(Rows from a dataset)

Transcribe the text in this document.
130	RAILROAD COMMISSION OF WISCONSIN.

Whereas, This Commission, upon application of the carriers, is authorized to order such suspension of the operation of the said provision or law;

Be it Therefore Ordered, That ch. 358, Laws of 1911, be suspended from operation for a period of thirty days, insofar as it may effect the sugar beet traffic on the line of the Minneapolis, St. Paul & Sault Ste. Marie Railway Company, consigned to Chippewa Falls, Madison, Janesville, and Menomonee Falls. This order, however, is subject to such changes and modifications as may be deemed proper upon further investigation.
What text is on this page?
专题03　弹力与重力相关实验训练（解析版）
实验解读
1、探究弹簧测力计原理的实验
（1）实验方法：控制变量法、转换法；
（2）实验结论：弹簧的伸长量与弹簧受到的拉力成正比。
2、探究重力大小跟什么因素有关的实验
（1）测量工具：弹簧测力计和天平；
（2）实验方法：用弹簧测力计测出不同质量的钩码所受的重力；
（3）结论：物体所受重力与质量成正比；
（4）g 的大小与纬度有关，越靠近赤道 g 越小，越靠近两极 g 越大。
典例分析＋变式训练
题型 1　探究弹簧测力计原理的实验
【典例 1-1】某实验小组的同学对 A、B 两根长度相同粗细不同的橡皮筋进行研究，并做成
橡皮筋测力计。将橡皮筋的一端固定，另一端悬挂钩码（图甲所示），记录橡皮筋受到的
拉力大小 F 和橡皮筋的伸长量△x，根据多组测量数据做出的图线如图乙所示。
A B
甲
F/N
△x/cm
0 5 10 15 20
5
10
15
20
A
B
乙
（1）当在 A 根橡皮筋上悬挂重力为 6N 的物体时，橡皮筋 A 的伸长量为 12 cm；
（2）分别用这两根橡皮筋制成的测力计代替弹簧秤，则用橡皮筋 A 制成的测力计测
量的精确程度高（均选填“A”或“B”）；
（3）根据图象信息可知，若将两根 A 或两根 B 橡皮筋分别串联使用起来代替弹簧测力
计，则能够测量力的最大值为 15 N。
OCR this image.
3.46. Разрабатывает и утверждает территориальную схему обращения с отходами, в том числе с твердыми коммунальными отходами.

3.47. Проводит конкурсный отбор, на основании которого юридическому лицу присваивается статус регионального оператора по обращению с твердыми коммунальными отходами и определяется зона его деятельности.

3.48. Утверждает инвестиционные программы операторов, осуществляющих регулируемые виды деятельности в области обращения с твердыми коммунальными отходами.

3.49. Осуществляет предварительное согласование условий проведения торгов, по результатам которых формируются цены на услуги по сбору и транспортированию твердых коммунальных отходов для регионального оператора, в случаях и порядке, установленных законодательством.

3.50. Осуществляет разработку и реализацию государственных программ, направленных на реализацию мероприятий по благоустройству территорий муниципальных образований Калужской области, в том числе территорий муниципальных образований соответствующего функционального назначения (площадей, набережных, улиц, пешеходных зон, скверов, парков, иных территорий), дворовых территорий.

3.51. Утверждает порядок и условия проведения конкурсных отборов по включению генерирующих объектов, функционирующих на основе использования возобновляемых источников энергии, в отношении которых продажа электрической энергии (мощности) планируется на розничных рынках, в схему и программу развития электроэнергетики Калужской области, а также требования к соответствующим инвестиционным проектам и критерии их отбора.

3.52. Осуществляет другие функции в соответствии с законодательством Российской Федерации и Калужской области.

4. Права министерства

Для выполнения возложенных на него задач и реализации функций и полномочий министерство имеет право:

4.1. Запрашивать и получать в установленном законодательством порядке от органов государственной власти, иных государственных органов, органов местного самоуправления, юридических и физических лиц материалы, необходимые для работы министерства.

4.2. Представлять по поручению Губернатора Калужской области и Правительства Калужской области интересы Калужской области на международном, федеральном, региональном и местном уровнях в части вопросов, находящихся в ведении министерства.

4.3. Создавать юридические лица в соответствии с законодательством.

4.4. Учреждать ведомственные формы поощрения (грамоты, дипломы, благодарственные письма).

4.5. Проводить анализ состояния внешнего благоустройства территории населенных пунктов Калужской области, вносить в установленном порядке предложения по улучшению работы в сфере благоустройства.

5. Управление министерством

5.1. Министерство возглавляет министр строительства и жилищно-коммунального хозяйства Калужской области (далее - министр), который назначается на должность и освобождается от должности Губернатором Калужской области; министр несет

Task directions — Restate the whole of the material exactly.

Reply to the task —
Transcribe the text in this document.
130	RAILROAD COMMISSION OF WISCONSIN.

Whereas, This Commission, upon application of the carriers, is authorized to order such suspension of the operation of the said provision or law;

Be it Therefore Ordered, That ch. 358, Laws of 1911, be suspended from operation for a period of thirty days, insofar as it may effect the sugar beet traffic on the line of the Minneapolis, St. Paul & Sault Ste. Marie Railway Company, consigned to Chippewa Falls, Madison, Janesville, and Menomonee Falls. This order, however, is subject to such changes and modifications as may be deemed proper upon further investigation.
What text is on this page?
专题03　弹力与重力相关实验训练（解析版）
实验解读
1、探究弹簧测力计原理的实验
（1）实验方法：控制变量法、转换法；
（2）实验结论：弹簧的伸长量与弹簧受到的拉力成正比。
2、探究重力大小跟什么因素有关的实验
（1）测量工具：弹簧测力计和天平；
（2）实验方法：用弹簧测力计测出不同质量的钩码所受的重力；
（3）结论：物体所受重力与质量成正比；
（4）g 的大小与纬度有关，越靠近赤道 g 越小，越靠近两极 g 越大。
典例分析＋变式训练
题型 1　探究弹簧测力计原理的实验
【典例 1-1】某实验小组的同学对 A、B 两根长度相同粗细不同的橡皮筋进行研究，并做成
橡皮筋测力计。将橡皮筋的一端固定，另一端悬挂钩码（图甲所示），记录橡皮筋受到的
拉力大小 F 和橡皮筋的伸长量△x，根据多组测量数据做出的图线如图乙所示。
A B
甲
F/N
△x/cm
0 5 10 15 20
5
10
15
20
A
B
乙
（1）当在 A 根橡皮筋上悬挂重力为 6N 的物体时，橡皮筋 A 的伸长量为 12 cm；
（2）分别用这两根橡皮筋制成的测力计代替弹簧秤，则用橡皮筋 A 制成的测力计测
量的精确程度高（均选填“A”或“B”）；
（3）根据图象信息可知，若将两根 A 或两根 B 橡皮筋分别串联使用起来代替弹簧测力
计，则能够测量力的最大值为 15 N。
OCR this image.
3.46. Разрабатывает и утверждает территориальную схему обращения с отходами, в том числе с твердыми коммунальными отходами.

3.47. Проводит конкурсный отбор, на основании которого юридическому лицу присваивается статус регионального оператора по обращению с твердыми коммунальными отходами и определяется зона его деятельности.

3.48. Утверждает инвестиционные программы операторов, осуществляющих регулируемые виды деятельности в области обращения с твердыми коммунальными отходами.

3.49. Осуществляет предварительное согласование условий проведения торгов, по результатам которых формируются цены на услуги по сбору и транспортированию твердых коммунальных отходов для регионального оператора, в случаях и порядке, установленных законодательством.

3.50. Осуществляет разработку и реализацию государственных программ, направленных на реализацию мероприятий по благоустройству территорий муниципальных образований Калужской области, в том числе территорий муниципальных образований соответствующего функционального назначения (площадей, набережных, улиц, пешеходных зон, скверов, парков, иных территорий), дворовых территорий.

3.51. Утверждает порядок и условия проведения конкурсных отборов по включению генерирующих объектов, функционирующих на основе использования возобновляемых источников энергии, в отношении которых продажа электрической энергии (мощности) планируется на розничных рынках, в схему и программу развития электроэнергетики Калужской области, а также требования к соответствующим инвестиционным проектам и критерии их отбора.

3.52. Осуществляет другие функции в соответствии с законодательством Российской Федерации и Калужской области.

4. Права министерства

Для выполнения возложенных на него задач и реализации функций и полномочий министерство имеет право:

4.1. Запрашивать и получать в установленном законодательством порядке от органов государственной власти, иных государственных органов, органов местного самоуправления, юридических и физических лиц материалы, необходимые для работы министерства.

4.2. Представлять по поручению Губернатора Калужской области и Правительства Калужской области интересы Калужской области на международном, федеральном, региональном и местном уровнях в части вопросов, находящихся в ведении министерства.

4.3. Создавать юридические лица в соответствии с законодательством.

4.4. Учреждать ведомственные формы поощрения (грамоты, дипломы, благодарственные письма).

4.5. Проводить анализ состояния внешнего благоустройства территории населенных пунктов Калужской области, вносить в установленном порядке предложения по улучшению работы в сфере благоустройства.

5. Управление министерством

5.1. Министерство возглавляет министр строительства и жилищно-коммунального хозяйства Калужской области (далее - министр), который назначается на должность и освобождается от должности Губернатором Калужской области; министр несет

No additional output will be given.